→ **Written problem**
Copy out each line that mentions the word "urządzenia".

→ **Data entries**
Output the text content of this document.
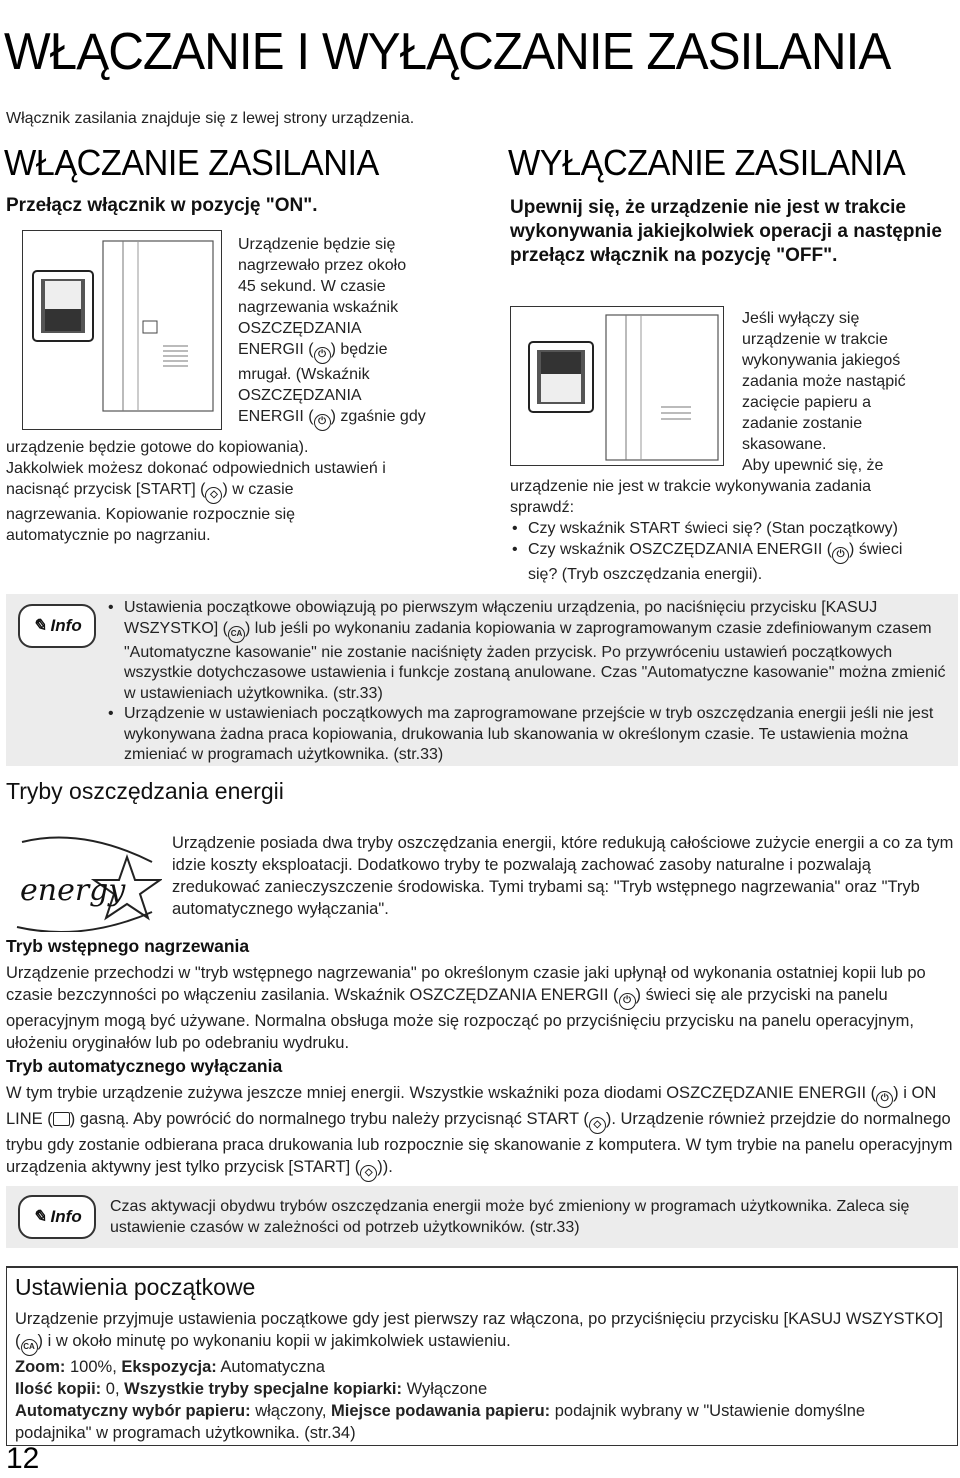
WŁĄCZANIE I WYŁĄCZANIE ZASILANIA
Włącznik zasilania znajduje się z lewej strony urządzenia.
WŁĄCZANIE ZASILANIA
Przełącz włącznik w pozycję "ON".
Urządzenie będzie się
nagrzewało przez około
45 sekund. W czasie
nagrzewania wskaźnik
OSZCZĘDZANIA
ENERGII ( ⏻ ) będzie
mrugał. (Wskaźnik
OSZCZĘDZANIA
ENERGII ( ⏻ ) zgaśnie gdy
urządzenie będzie gotowe do kopiowania).
Jakkolwiek możesz dokonać odpowiednich ustawień i
nacisnąć przycisk [START] ( ◇ ) w czasie
nagrzewania. Kopiowanie rozpocznie się
automatycznie po nagrzaniu.
WYŁĄCZANIE ZASILANIA
Upewnij się, że urządzenie nie jest w trakcie wykonywania jakiejkolwiek operacji a następnie przełącz włącznik na pozycję "OFF".
Jeśli wyłączy się
urządzenie w trakcie
wykonywania jakiegoś
zadania może nastąpić
zacięcie papieru a
zadanie zostanie
skasowane.
Aby upewnić się, że
urządzenie nie jest w trakcie wykonywania zadania
sprawdź:
• Czy wskaźnik START świeci się? (Stan początkowy)
• Czy wskaźnik OSZCZĘDZANIA ENERGII ( ⏻ ) świeci
się? (Tryb oszczędzania energii).
✎ Info
• Ustawienia początkowe obowiązują po pierwszym włączeniu urządzenia, po naciśnięciu przycisku [KASUJ WSZYSTKO] ( CA ) lub jeśli po wykonaniu zadania kopiowania w zaprogramowanym czasie zdefiniowanym czasem "Automatyczne kasowanie" nie zostanie naciśnięty żaden przycisk. Po przywróceniu ustawień początkowych wszystkie dotychczasowe ustawienia i funkcje zostaną anulowane. Czas "Automatyczne kasowanie" można zmienić w ustawieniach użytkownika. (str.33)
• Urządzenie w ustawieniach początkowych ma zaprogramowane przejście w tryb oszczędzania energii jeśli nie jest wykonywana żadna praca kopiowania, drukowania lub skanowania w określonym czasie. Te ustawienia można zmieniać w programach użytkownika. (str.33)
Tryby oszczędzania energii
energy
Urządzenie posiada dwa tryby oszczędzania energii, które redukują całościowe zużycie energii a co za tym idzie koszty eksploatacji. Dodatkowo tryby te pozwalają zachować zasoby naturalne i pozwalają zredukować zanieczyszczenie środowiska. Tymi trybami są: "Tryb wstępnego nagrzewania" oraz "Tryb automatycznego wyłączania".
Tryb wstępnego nagrzewania
Urządzenie przechodzi w "tryb wstępnego nagrzewania" po określonym czasie jaki upłynął od wykonania ostatniej kopii lub po czasie bezczynności po włączeniu zasilania. Wskaźnik OSZCZĘDZANIA ENERGII ( ⏻ ) świeci się ale przyciski na panelu operacyjnym mogą być używane. Normalna obsługa może się rozpocząć po przyciśnięciu przycisku na panelu operacyjnym, ułożeniu oryginałów lub po odebraniu wydruku.
Tryb automatycznego wyłączania
W tym trybie urządzenie zużywa jeszcze mniej energii. Wszystkie wskaźniki poza diodami OSZCZĘDZANIE ENERGII ( ⏻ ) i ON LINE ( ) gasną. Aby powrócić do normalnego trybu należy przycisnąć START ( ◇ ). Urządzenie również przejdzie do normalnego trybu gdy zostanie odbierana praca drukowania lub rozpocznie się skanowanie z komputera. W tym trybie na panelu operacyjnym urządzenia aktywny jest tylko przycisk [START] ( ◇ )).
✎ Info
Czas aktywacji obydwu trybów oszczędzania energii może być zmieniony w programach użytkownika. Zaleca się ustawienie czasów w zależności od potrzeb użytkowników. (str.33)
Ustawienia początkowe
Urządzenie przyjmuje ustawienia początkowe gdy jest pierwszy raz włączona, po przyciśnięciu przycisku [KASUJ WSZYSTKO] ( CA ) i w około minutę po wykonaniu kopii w jakimkolwiek ustawieniu.
Zoom: 100%, Ekspozycja: Automatyczna
Ilość kopii: 0, Wszystkie tryby specjalne kopiarki: Wyłączone
Automatyczny wybór papieru: włączony, Miejsce podawania papieru: podajnik wybrany w "Ustawienie domyślne podajnika" w programach użytkownika. (str.34)
12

→ **Task response**
Włącznik zasilania znajduje się z lewej strony urządzenia.
• Ustawienia początkowe obowiązują po pierwszym włączeniu urządzenia, po naciśnięciu przycisku [KASUJ WSZYSTKO] ( CA ) lub jeśli po wykonaniu zadania kopiowania w zaprogramowanym czasie zdefiniowanym czasem "Automatyczne kasowanie" nie zostanie naciśnięty żaden przycisk. Po przywróceniu ustawień początkowych wszystkie dotychczasowe ustawienia i funkcje zostaną anulowane. Czas "Automatyczne kasowanie" można zmienić w ustawieniach użytkownika. (str.33)
W tym trybie urządzenie zużywa jeszcze mniej energii. Wszystkie wskaźniki poza diodami OSZCZĘDZANIE ENERGII ( ⏻ ) i ON LINE ( ) gasną. Aby powrócić do normalnego trybu należy przycisnąć START ( ◇ ). Urządzenie również przejdzie do normalnego trybu gdy zostanie odbierana praca drukowania lub rozpocznie się skanowanie z komputera. W tym trybie na panelu operacyjnym urządzenia aktywny jest tylko przycisk [START] ( ◇ )).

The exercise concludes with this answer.